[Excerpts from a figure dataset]
— Start —

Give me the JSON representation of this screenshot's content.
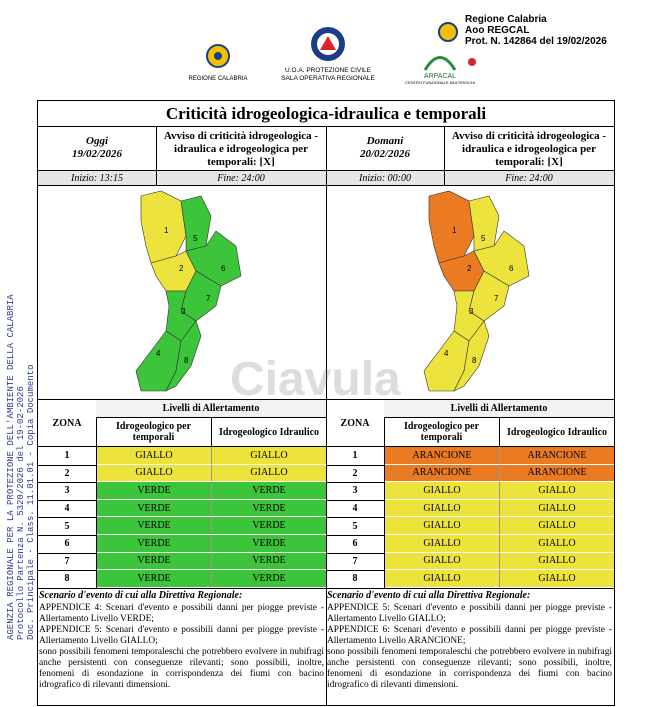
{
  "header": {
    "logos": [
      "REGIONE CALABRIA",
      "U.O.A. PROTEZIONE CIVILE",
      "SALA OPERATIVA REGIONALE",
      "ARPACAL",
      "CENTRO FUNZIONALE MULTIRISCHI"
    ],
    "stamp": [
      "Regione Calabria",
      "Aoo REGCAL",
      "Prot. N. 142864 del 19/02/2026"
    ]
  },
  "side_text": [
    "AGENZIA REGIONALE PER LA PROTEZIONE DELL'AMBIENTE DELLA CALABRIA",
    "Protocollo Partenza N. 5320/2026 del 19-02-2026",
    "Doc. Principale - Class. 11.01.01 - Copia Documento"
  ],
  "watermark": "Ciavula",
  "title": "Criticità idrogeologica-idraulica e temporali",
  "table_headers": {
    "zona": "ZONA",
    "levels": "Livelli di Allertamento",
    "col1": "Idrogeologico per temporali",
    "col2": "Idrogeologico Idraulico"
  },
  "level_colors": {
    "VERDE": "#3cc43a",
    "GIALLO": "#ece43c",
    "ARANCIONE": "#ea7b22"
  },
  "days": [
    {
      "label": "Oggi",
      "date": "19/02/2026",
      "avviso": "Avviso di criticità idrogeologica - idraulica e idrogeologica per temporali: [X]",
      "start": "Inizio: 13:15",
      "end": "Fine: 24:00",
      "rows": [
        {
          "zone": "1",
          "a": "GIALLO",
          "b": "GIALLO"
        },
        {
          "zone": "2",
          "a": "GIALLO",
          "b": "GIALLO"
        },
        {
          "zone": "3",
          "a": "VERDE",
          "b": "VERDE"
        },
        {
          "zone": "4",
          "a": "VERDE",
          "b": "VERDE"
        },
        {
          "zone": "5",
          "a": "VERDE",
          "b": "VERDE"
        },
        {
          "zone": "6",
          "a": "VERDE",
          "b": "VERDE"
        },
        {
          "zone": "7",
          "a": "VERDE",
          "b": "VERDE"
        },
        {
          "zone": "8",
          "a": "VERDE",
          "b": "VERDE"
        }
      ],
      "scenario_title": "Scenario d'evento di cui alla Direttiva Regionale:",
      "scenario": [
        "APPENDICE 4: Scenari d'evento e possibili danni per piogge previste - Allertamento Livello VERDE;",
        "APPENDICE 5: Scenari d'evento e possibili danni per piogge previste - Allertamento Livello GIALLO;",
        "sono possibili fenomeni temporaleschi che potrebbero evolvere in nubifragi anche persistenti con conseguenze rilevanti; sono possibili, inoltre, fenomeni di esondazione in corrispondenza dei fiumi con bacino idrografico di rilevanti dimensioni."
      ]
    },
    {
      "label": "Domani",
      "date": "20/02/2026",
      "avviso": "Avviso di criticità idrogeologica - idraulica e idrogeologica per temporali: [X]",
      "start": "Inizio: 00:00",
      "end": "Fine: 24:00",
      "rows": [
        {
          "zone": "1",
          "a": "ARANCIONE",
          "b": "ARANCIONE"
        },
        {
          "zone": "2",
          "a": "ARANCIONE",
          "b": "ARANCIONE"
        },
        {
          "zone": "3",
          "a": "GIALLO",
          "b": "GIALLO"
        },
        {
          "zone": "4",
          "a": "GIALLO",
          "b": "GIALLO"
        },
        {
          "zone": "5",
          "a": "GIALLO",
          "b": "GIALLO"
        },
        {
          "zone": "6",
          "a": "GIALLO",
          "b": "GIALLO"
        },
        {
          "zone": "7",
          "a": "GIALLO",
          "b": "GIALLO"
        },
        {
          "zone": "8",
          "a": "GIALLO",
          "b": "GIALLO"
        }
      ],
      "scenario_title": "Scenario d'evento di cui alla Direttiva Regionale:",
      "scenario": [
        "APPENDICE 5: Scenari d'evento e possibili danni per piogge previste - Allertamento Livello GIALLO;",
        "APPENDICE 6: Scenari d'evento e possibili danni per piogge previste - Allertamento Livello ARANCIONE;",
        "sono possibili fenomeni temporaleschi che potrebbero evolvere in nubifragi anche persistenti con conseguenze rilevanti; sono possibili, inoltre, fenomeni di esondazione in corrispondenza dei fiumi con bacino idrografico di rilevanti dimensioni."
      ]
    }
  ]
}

— End —

Set exercise >> Write out each entry exactly as given, omitting any picture.

Task solution >>
Give me the JSON representation of this screenshot's content.
{
  "header": {
    "logos": [
      "REGIONE CALABRIA",
      "U.O.A. PROTEZIONE CIVILE",
      "SALA OPERATIVA REGIONALE",
      "ARPACAL",
      "CENTRO FUNZIONALE MULTIRISCHI"
    ],
    "stamp": [
      "Regione Calabria",
      "Aoo REGCAL",
      "Prot. N. 142864 del 19/02/2026"
    ]
  },
  "side_text": [
    "AGENZIA REGIONALE PER LA PROTEZIONE DELL'AMBIENTE DELLA CALABRIA",
    "Protocollo Partenza N. 5320/2026 del 19-02-2026",
    "Doc. Principale - Class. 11.01.01 - Copia Documento"
  ],
  "watermark": "Ciavula",
  "title": "Criticità idrogeologica-idraulica e temporali",
  "table_headers": {
    "zona": "ZONA",
    "levels": "Livelli di Allertamento",
    "col1": "Idrogeologico per temporali",
    "col2": "Idrogeologico Idraulico"
  },
  "level_colors": {
    "VERDE": "#3cc43a",
    "GIALLO": "#ece43c",
    "ARANCIONE": "#ea7b22"
  },
  "days": [
    {
      "label": "Oggi",
      "date": "19/02/2026",
      "avviso": "Avviso di criticità idrogeologica - idraulica e idrogeologica per temporali: [X]",
      "start": "Inizio: 13:15",
      "end": "Fine: 24:00",
      "rows": [
        {
          "zone": "1",
          "a": "GIALLO",
          "b": "GIALLO"
        },
        {
          "zone": "2",
          "a": "GIALLO",
          "b": "GIALLO"
        },
        {
          "zone": "3",
          "a": "VERDE",
          "b": "VERDE"
        },
        {
          "zone": "4",
          "a": "VERDE",
          "b": "VERDE"
        },
        {
          "zone": "5",
          "a": "VERDE",
          "b": "VERDE"
        },
        {
          "zone": "6",
          "a": "VERDE",
          "b": "VERDE"
        },
        {
          "zone": "7",
          "a": "VERDE",
          "b": "VERDE"
        },
        {
          "zone": "8",
          "a": "VERDE",
          "b": "VERDE"
        }
      ],
      "scenario_title": "Scenario d'evento di cui alla Direttiva Regionale:",
      "scenario": [
        "APPENDICE 4: Scenari d'evento e possibili danni per piogge previste - Allertamento Livello VERDE;",
        "APPENDICE 5: Scenari d'evento e possibili danni per piogge previste - Allertamento Livello GIALLO;",
        "sono possibili fenomeni temporaleschi che potrebbero evolvere in nubifragi anche persistenti con conseguenze rilevanti; sono possibili, inoltre, fenomeni di esondazione in corrispondenza dei fiumi con bacino idrografico di rilevanti dimensioni."
      ]
    },
    {
      "label": "Domani",
      "date": "20/02/2026",
      "avviso": "Avviso di criticità idrogeologica - idraulica e idrogeologica per temporali: [X]",
      "start": "Inizio: 00:00",
      "end": "Fine: 24:00",
      "rows": [
        {
          "zone": "1",
          "a": "ARANCIONE",
          "b": "ARANCIONE"
        },
        {
          "zone": "2",
          "a": "ARANCIONE",
          "b": "ARANCIONE"
        },
        {
          "zone": "3",
          "a": "GIALLO",
          "b": "GIALLO"
        },
        {
          "zone": "4",
          "a": "GIALLO",
          "b": "GIALLO"
        },
        {
          "zone": "5",
          "a": "GIALLO",
          "b": "GIALLO"
        },
        {
          "zone": "6",
          "a": "GIALLO",
          "b": "GIALLO"
        },
        {
          "zone": "7",
          "a": "GIALLO",
          "b": "GIALLO"
        },
        {
          "zone": "8",
          "a": "GIALLO",
          "b": "GIALLO"
        }
      ],
      "scenario_title": "Scenario d'evento di cui alla Direttiva Regionale:",
      "scenario": [
        "APPENDICE 5: Scenari d'evento e possibili danni per piogge previste - Allertamento Livello GIALLO;",
        "APPENDICE 6: Scenari d'evento e possibili danni per piogge previste - Allertamento Livello ARANCIONE;",
        "sono possibili fenomeni temporaleschi che potrebbero evolvere in nubifragi anche persistenti con conseguenze rilevanti; sono possibili, inoltre, fenomeni di esondazione in corrispondenza dei fiumi con bacino idrografico di rilevanti dimensioni."
      ]
    }
  ]
}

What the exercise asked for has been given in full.